• [Ausgewählter Textauszug]
Auch würde mich interssieren, ob das Buch sich näher mit der Fragestellung beschäftigt, wann die Verdrängung der Frauen aus der Geschichte/Erinnerungskultur, die die Autorin postuliert, denn einsetzte.
Herausgekommen ist dabei irgendwann die Vorstellung, frühere Gesellschaften haben ausgesehen, wie man sich das bürgerliche Familienideal der viktorianischen Zeit wohl vorzustellen hat, aber das dürfte in dieser Form ja eine Vorstellung des 19. und frühen 20. Jahrhunderts sein.
In der Hinsicht würde mich nämlich interessieren, ob dieses Resultat Ergebnis eines längeren Prozesses ist und wann der einsetzte oder ob sich die Geschichtsbilder in dieser Hinsicht erst im 18. und 19. Jahrhundert dahin entwickelten die Frauen in der mittelalterlichen Geschichte zu marginalisieren.
 
Die Besprechung klingt nach Lügengeschichte. Es würde aus archäologischen Funden und schütteren Nachrichten sowie Alltagsgeschichte als Grundlage Fantasy geschrieben. So etwas nennte sich historischer Roman oder Ausschreiben der Quellen und Legendenbildung. Die erwähnten Namen sind zudem nicht unbekannt. Adelheid, Theophanu und Kunigunde, die zumindest zeitweise selbstständig regierten und zwar durchaus erfolgreich, sind anscheinend nicht erwähnt.

• [Gestellte Aufgaben]
• a. Prüfen Sie, ob die folgenden Aussagen mit dem Text über Frauen in der mittelalterlichen Geschichte übereinstimmen, und belegen Sie jede Antwort mit einem wörtlichen Zitat: (i) Adelheid, Theophanu und Kunigunde werden als Frauen genannt, die zeitweise selbstständig regierten. (ii) Die Vorstellung vom bürgerlichen Familienideal wird als eine Vorstellung des 16. Jahrhunderts bezeichnet. (iii) Die Besprechung wird mit einer Lügengeschichte verglichen.
• b. Welchem Familienideal haben frühere Gesellschaften laut dem Text über Frauen in der mittelalterlichen Geschichte angeblich entsprochen?
• c. Schreiben Sie den Text über Frauen in der mittelalterlichen Geschichte im selben Ton mit einigen Sätzen weiter.

• [Bereitgestellte Daten]
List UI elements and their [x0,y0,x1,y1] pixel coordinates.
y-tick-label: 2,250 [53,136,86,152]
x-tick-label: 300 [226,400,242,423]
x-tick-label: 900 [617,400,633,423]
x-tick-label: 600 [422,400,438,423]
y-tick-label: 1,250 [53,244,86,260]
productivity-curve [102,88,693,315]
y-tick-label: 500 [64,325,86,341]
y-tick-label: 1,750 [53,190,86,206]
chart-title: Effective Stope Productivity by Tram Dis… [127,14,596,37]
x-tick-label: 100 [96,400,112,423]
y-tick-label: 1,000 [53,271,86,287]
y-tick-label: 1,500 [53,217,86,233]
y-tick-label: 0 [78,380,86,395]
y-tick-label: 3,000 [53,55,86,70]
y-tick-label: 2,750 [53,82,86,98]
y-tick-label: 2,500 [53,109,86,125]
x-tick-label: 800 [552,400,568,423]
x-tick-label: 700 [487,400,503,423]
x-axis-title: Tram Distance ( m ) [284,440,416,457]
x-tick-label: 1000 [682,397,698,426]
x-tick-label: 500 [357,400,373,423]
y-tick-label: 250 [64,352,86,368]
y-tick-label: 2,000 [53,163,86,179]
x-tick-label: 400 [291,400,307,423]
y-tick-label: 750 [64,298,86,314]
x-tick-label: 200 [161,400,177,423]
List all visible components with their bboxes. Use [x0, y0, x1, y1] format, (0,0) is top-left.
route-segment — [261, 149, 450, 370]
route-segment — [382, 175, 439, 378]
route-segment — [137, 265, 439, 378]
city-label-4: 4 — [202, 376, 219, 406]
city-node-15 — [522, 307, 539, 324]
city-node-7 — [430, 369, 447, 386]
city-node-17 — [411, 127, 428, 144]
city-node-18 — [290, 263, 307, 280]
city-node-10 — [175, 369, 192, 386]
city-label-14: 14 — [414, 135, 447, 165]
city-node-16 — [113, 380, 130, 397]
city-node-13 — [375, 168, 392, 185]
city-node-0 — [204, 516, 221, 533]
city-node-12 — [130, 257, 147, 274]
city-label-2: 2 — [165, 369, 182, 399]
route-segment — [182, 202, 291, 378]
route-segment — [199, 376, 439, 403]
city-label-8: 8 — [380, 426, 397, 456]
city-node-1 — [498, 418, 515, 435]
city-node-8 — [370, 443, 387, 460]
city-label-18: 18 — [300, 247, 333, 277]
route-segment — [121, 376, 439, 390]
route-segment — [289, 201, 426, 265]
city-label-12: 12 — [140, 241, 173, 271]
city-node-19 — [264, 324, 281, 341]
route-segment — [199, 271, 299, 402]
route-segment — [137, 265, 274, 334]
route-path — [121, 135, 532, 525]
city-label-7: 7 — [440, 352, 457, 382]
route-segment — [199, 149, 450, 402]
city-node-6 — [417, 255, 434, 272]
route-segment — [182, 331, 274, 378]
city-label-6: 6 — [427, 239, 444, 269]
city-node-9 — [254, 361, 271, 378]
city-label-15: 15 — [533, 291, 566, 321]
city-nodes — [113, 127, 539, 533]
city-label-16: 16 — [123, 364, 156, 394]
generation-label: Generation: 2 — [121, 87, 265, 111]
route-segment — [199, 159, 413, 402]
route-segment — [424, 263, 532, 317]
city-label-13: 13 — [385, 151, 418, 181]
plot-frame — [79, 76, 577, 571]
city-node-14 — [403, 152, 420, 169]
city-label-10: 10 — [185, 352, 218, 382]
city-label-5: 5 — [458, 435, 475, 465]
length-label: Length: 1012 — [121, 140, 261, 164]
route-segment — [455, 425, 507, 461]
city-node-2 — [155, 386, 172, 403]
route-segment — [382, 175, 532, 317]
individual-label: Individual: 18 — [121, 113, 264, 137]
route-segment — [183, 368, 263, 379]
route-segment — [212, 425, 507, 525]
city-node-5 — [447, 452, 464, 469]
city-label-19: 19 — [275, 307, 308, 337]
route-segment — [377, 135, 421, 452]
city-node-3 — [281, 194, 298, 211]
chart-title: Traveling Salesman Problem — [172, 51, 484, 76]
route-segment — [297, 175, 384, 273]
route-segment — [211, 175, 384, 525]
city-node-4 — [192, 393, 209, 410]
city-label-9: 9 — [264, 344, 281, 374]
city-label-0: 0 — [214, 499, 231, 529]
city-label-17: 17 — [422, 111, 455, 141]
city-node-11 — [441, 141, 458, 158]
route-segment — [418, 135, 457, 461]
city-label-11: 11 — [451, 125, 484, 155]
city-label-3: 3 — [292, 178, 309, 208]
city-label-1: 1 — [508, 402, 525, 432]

• [Antworten zu Aufgaben]
• a.
(i) Ja, denn im Text heißt es: „Adelheid, Theophanu und Kunigunde, die zumindest zeitweise selbstständig regierten und zwar durchaus erfolgreich“.
(ii) Nein, denn der Text spricht von „eine Vorstellung des 19. und frühen 20. Jahrhunderts“.
(iii) Ja, denn es heißt: „Die Besprechung klingt nach Lügengeschichte.“

• b. Sie haben angeblich dem bürgerlichen Familienideal der viktorianischen Zeit entsprochen.

• c.
Eine neue historische Methode? Neben der Quellenkritik?

Nun, der Kritiker hat offensichtlich keine Ahnung vom Thema und ordnet auch die Auswahl der Frauen nicht ein. Die Autorin wird als Historikerin solche Fehler sicherlich nicht machen. Das ist keine Rezension, die mir hilft, das Werk einzuschützen. Da warte ich lieber noch.

Sensationsheischerei und so erwähne ich nur am Rande, damit mir nicht vorgeworfen wird, das zu ignorieren.
 
Ich habe mir das Buch besorgt, bin allerdings erst auf Seite 64. Bisher liest sich alles schlüssig, wenn auch ein wenig weitschweifig. Das Buch hat aber über 460 Seiten, mit Anmerkungen über 500, es wird also noch eine Zeitlang dauern, bis ich zu einem Urteil kommen kann.